AIM: Pictures are not part of the copy; repeat everything else in the records exactly.

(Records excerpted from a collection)
----------
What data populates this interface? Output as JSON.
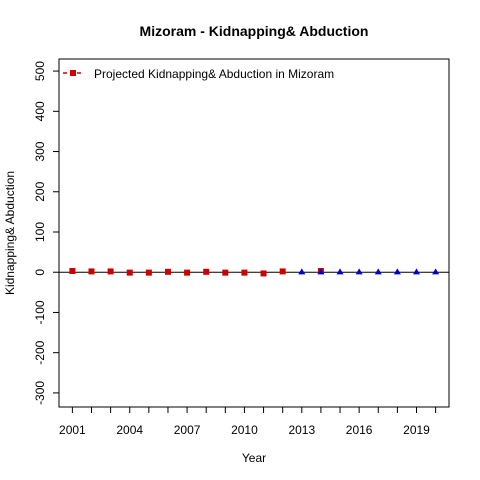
{
  "chart_data": {
    "type": "scatter",
    "title": "Mizoram  -  Kidnapping& Abduction",
    "xlabel": "Year",
    "ylabel": "Kidnapping& Abduction",
    "xlim": [
      2000.3,
      2020.7
    ],
    "ylim": [
      -335,
      530
    ],
    "x_ticks": [
      2001,
      2004,
      2007,
      2010,
      2013,
      2016,
      2019
    ],
    "y_ticks": [
      -300,
      -200,
      -100,
      0,
      100,
      200,
      300,
      400,
      500
    ],
    "reference_line_y": 0,
    "legend": {
      "position": "top-left",
      "entries": [
        {
          "label": "Projected  Kidnapping& Abduction  in  Mizoram",
          "color": "#cc0000",
          "marker": "square",
          "line": "dashed"
        }
      ]
    },
    "series": [
      {
        "color": "#cc0000",
        "marker": "square",
        "x": [
          2001,
          2002,
          2003,
          2004,
          2005,
          2006,
          2007,
          2008,
          2009,
          2010,
          2011,
          2012,
          2014
        ],
        "y": [
          3,
          2,
          2,
          -1,
          -1,
          1,
          -1,
          1,
          -1,
          -1,
          -3,
          2,
          3
        ]
      },
      {
        "color": "#0000cc",
        "marker": "triangle",
        "x": [
          2013,
          2014,
          2015,
          2016,
          2017,
          2018,
          2019,
          2020
        ],
        "y": [
          1,
          1,
          1,
          1,
          1,
          1,
          1,
          1
        ]
      }
    ]
  }
}
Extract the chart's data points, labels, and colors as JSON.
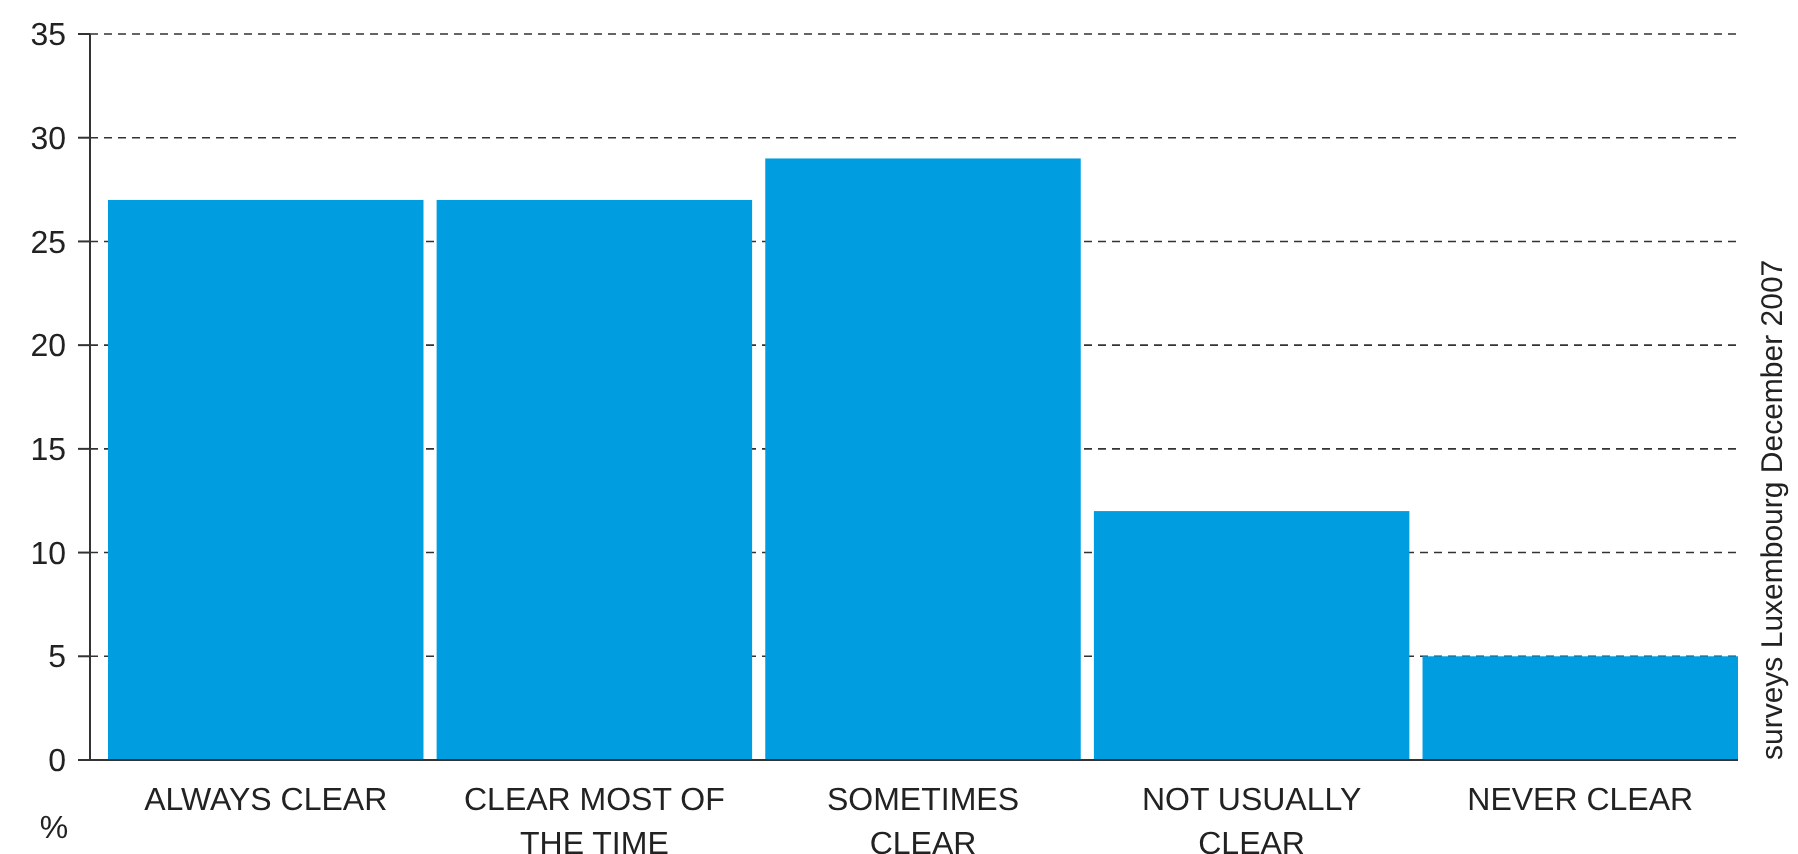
----------
ANSWER TO THE TASK:
What data populates this interface? Output as JSON.
{
  "chart_data": {
    "type": "scatter",
    "title": "Mizoram  -  Kidnapping& Abduction",
    "xlabel": "Year",
    "ylabel": "Kidnapping& Abduction",
    "xlim": [
      2000.3,
      2020.7
    ],
    "ylim": [
      -335,
      530
    ],
    "x_ticks": [
      2001,
      2004,
      2007,
      2010,
      2013,
      2016,
      2019
    ],
    "y_ticks": [
      -300,
      -200,
      -100,
      0,
      100,
      200,
      300,
      400,
      500
    ],
    "reference_line_y": 0,
    "legend": {
      "position": "top-left",
      "entries": [
        {
          "label": "Projected  Kidnapping& Abduction  in  Mizoram",
          "color": "#cc0000",
          "marker": "square",
          "line": "dashed"
        }
      ]
    },
    "series": [
      {
        "color": "#cc0000",
        "marker": "square",
        "x": [
          2001,
          2002,
          2003,
          2004,
          2005,
          2006,
          2007,
          2008,
          2009,
          2010,
          2011,
          2012,
          2014
        ],
        "y": [
          3,
          2,
          2,
          -1,
          -1,
          1,
          -1,
          1,
          -1,
          -1,
          -3,
          2,
          3
        ]
      },
      {
        "color": "#0000cc",
        "marker": "triangle",
        "x": [
          2013,
          2014,
          2015,
          2016,
          2017,
          2018,
          2019,
          2020
        ],
        "y": [
          1,
          1,
          1,
          1,
          1,
          1,
          1,
          1
        ]
      }
    ]
  }
}
Extract the chart's data points, labels, and colors as JSON.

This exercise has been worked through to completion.